Task goal:
Print every entry below without changing a line, and leave the pictures out.

Portion of a data file:
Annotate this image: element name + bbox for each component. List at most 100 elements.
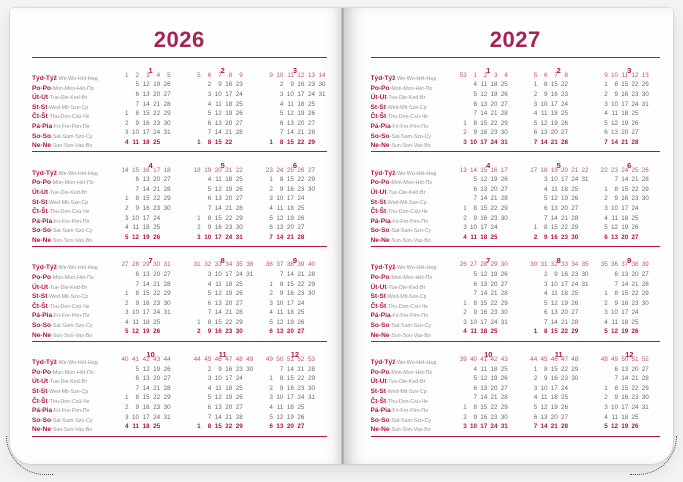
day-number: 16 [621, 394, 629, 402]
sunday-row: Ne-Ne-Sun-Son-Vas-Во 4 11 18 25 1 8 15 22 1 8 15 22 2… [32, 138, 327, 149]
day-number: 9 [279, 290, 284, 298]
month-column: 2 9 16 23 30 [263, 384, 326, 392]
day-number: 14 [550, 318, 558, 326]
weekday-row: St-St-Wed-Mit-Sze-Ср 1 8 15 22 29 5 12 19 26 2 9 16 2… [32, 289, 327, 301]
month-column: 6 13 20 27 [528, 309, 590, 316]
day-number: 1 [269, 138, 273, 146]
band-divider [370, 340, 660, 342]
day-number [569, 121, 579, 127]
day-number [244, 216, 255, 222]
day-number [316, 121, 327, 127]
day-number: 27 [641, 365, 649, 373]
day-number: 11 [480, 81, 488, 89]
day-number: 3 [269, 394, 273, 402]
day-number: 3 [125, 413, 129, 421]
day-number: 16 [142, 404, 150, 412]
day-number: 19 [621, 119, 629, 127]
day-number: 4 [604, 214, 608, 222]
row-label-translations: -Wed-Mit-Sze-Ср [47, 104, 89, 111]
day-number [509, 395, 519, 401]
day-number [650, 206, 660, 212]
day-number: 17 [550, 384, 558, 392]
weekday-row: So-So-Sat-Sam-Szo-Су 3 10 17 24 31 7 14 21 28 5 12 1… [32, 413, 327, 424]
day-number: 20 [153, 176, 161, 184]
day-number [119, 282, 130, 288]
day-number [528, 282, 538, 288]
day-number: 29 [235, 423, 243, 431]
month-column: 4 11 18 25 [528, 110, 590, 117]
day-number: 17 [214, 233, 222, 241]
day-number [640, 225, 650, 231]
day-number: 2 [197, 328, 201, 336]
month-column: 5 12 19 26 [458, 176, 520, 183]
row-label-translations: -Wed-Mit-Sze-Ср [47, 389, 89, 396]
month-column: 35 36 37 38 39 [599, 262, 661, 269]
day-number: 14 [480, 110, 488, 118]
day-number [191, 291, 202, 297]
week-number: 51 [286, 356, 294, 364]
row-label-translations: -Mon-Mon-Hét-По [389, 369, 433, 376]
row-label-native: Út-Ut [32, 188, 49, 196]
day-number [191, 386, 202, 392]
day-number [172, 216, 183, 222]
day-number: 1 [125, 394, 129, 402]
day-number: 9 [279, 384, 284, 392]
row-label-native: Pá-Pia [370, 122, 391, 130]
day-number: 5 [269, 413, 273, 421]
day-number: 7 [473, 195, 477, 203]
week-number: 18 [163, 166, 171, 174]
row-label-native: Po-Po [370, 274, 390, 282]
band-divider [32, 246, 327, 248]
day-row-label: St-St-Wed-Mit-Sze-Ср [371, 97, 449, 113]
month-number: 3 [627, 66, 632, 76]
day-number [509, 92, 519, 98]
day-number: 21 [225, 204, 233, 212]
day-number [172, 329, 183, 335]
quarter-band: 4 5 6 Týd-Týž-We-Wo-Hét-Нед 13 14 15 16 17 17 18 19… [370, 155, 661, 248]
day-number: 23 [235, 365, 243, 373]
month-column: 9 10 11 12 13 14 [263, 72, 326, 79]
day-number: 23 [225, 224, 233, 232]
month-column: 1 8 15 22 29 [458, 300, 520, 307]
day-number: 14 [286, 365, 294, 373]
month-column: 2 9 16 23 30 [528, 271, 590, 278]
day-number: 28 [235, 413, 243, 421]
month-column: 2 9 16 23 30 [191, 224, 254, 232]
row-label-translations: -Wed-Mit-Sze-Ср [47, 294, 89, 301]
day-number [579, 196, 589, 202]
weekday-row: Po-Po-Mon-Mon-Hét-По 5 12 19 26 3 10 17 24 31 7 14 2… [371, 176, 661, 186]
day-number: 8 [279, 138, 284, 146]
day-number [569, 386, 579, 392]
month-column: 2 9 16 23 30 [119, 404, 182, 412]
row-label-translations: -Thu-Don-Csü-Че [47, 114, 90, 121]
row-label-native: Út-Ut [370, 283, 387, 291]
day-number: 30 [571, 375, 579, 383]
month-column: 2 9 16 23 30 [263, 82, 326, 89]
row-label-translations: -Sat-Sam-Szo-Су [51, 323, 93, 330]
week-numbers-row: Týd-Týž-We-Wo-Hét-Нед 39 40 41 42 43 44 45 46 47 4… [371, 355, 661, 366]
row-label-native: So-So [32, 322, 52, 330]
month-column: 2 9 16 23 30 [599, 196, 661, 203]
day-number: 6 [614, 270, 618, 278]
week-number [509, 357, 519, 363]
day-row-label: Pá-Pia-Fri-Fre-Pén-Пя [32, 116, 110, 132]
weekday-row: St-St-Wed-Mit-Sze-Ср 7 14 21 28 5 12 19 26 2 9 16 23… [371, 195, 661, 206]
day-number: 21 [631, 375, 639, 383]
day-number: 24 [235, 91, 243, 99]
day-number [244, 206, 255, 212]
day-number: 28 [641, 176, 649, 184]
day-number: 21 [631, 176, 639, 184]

The solution:
Annotate this image: element name + bbox for each component. List at most 100 elements.
day-number: 16 [621, 394, 629, 402]
sunday-row: Ne-Ne-Sun-Son-Vas-Во 4 11 18 25 1 8 15 22 1 8 15 22 2… [32, 138, 327, 149]
day-number: 9 [279, 290, 284, 298]
month-column: 2 9 16 23 30 [263, 384, 326, 392]
day-number: 14 [550, 318, 558, 326]
weekday-row: St-St-Wed-Mit-Sze-Ср 1 8 15 22 29 5 12 19 26 2 9 16 2… [32, 289, 327, 301]
month-column: 6 13 20 27 [528, 309, 590, 316]
day-number: 1 [269, 138, 273, 146]
band-divider [370, 340, 660, 342]
day-number [569, 121, 579, 127]
day-number [244, 216, 255, 222]
day-number [316, 121, 327, 127]
day-number: 27 [641, 365, 649, 373]
day-number: 11 [480, 81, 488, 89]
day-number: 3 [269, 394, 273, 402]
day-number: 3 [125, 413, 129, 421]
day-number: 16 [142, 404, 150, 412]
day-number: 19 [621, 119, 629, 127]
day-number: 4 [604, 214, 608, 222]
row-label-translations: -Wed-Mit-Sze-Ср [47, 104, 89, 111]
day-number [509, 395, 519, 401]
day-number [650, 206, 660, 212]
day-number: 17 [550, 384, 558, 392]
weekday-row: So-So-Sat-Sam-Szo-Су 3 10 17 24 31 7 14 21 28 5 12 1… [32, 413, 327, 424]
day-number: 20 [153, 176, 161, 184]
day-number [119, 282, 130, 288]
day-number [528, 282, 538, 288]
day-number: 29 [235, 423, 243, 431]
month-column: 4 11 18 25 [528, 110, 590, 117]
day-number: 17 [214, 233, 222, 241]
day-number [640, 225, 650, 231]
day-number: 2 [197, 328, 201, 336]
month-column: 5 12 19 26 [458, 176, 520, 183]
row-label-translations: -Wed-Mit-Sze-Ср [47, 389, 89, 396]
month-column: 35 36 37 38 39 [599, 262, 661, 269]
day-number: 14 [480, 110, 488, 118]
day-number [191, 291, 202, 297]
week-number: 51 [286, 356, 294, 364]
row-label-translations: -Mon-Mon-Hét-По [389, 369, 433, 376]
row-label-native: Út-Ut [32, 188, 49, 196]
day-number [191, 386, 202, 392]
day-number [172, 216, 183, 222]
day-number: 1 [125, 394, 129, 402]
day-number: 9 [279, 384, 284, 392]
row-label-native: Pá-Pia [370, 122, 391, 130]
day-number: 5 [269, 413, 273, 421]
day-number: 7 [473, 195, 477, 203]
week-number: 18 [163, 166, 171, 174]
row-label-native: Po-Po [370, 274, 390, 282]
band-divider [32, 246, 327, 248]
day-row-label: St-St-Wed-Mit-Sze-Ср [371, 97, 449, 113]
month-number: 3 [627, 66, 632, 76]
day-number [509, 92, 519, 98]
day-number: 21 [225, 204, 233, 212]
day-number [172, 329, 183, 335]
quarter-band: 4 5 6 Týd-Týž-We-Wo-Hét-Нед 13 14 15 16 17 17 18 19… [370, 155, 661, 248]
day-number: 23 [235, 365, 243, 373]
month-column: 9 10 11 12 13 14 [263, 72, 326, 79]
day-number: 23 [225, 224, 233, 232]
month-column: 1 8 15 22 29 [458, 300, 520, 307]
day-number: 14 [286, 365, 294, 373]
month-column: 2 9 16 23 30 [528, 271, 590, 278]
day-number: 28 [235, 413, 243, 421]
month-column: 2 9 16 23 30 [191, 224, 254, 232]
row-label-translations: -Wed-Mit-Sze-Ср [47, 294, 89, 301]
day-number [579, 196, 589, 202]
weekday-row: Po-Po-Mon-Mon-Hét-По 5 12 19 26 3 10 17 24 31 7 14 2… [371, 176, 661, 186]
day-number: 8 [279, 138, 284, 146]
day-number [569, 386, 579, 392]
month-column: 2 9 16 23 30 [119, 404, 182, 412]
row-label-translations: -Thu-Don-Csü-Че [47, 114, 90, 121]
row-label-native: Út-Ut [370, 283, 387, 291]
day-number: 30 [571, 375, 579, 383]
month-column: 2 9 16 23 30 [263, 82, 326, 89]
row-label-translations: -Sat-Sam-Szo-Су [51, 323, 93, 330]
week-numbers-row: Týd-Týž-We-Wo-Hét-Нед 39 40 41 42 43 44 45 46 47 4… [371, 355, 661, 366]
row-label-native: So-So [32, 322, 52, 330]
month-column: 2 9 16 23 30 [599, 196, 661, 203]
day-number: 6 [614, 270, 618, 278]
week-number [509, 357, 519, 363]
day-row-label: Pá-Pia-Fri-Fre-Pén-Пя [32, 116, 110, 132]
weekday-row: St-St-Wed-Mit-Sze-Ср 7 14 21 28 5 12 19 26 2 9 16 23… [371, 195, 661, 206]
day-number: 21 [631, 375, 639, 383]
day-number: 24 [235, 91, 243, 99]
day-number [244, 206, 255, 212]
day-number: 28 [641, 176, 649, 184]
day-number: 21 [631, 176, 639, 184]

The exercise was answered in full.